WHAT IS BEING ASKED: Show all lines from the listing below that contain "deviation".

DATA SUPPLIED:
+--

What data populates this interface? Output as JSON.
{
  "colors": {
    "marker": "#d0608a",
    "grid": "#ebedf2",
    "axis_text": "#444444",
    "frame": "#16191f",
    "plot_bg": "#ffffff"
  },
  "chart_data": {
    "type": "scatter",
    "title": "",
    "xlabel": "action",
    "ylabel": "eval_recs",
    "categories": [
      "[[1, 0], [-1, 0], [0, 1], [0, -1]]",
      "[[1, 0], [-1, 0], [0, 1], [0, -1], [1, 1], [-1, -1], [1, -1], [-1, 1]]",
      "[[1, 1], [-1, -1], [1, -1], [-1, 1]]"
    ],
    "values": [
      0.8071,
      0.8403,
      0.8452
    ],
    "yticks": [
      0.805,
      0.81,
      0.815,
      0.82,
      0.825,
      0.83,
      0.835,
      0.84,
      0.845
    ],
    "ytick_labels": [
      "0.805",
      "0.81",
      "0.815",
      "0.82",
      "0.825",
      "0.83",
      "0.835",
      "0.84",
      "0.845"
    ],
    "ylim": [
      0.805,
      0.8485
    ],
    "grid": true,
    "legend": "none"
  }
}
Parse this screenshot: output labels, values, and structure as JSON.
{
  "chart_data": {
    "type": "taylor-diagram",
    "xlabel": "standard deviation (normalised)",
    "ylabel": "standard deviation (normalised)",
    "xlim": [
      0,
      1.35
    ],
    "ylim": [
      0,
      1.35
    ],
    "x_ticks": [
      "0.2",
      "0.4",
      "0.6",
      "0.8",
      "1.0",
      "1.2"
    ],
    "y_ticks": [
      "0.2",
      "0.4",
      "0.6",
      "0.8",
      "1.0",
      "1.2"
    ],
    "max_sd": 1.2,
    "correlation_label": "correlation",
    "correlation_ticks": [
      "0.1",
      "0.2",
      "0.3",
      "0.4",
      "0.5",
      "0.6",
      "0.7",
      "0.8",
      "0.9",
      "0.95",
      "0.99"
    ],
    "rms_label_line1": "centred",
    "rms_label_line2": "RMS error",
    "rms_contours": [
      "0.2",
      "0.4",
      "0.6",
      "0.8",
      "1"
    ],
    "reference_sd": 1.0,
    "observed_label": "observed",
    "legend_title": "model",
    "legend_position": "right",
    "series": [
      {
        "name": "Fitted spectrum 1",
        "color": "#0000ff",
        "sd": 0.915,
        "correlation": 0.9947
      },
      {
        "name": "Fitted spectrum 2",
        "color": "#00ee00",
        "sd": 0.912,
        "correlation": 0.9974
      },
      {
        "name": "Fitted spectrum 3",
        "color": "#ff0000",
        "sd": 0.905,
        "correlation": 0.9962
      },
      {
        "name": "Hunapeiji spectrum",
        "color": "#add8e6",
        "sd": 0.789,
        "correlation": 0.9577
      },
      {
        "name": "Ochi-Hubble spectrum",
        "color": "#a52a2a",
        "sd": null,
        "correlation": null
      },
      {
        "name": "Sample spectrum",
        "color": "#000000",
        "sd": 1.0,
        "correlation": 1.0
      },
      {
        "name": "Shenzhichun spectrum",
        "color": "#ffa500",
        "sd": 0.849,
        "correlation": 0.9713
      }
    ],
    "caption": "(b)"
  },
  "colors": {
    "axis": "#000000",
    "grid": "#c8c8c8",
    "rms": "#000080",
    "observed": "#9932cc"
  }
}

+--

ANSWER BELOW:
    "xlabel": "standard deviation (normalised)",
    "ylabel": "standard deviation (normalised)",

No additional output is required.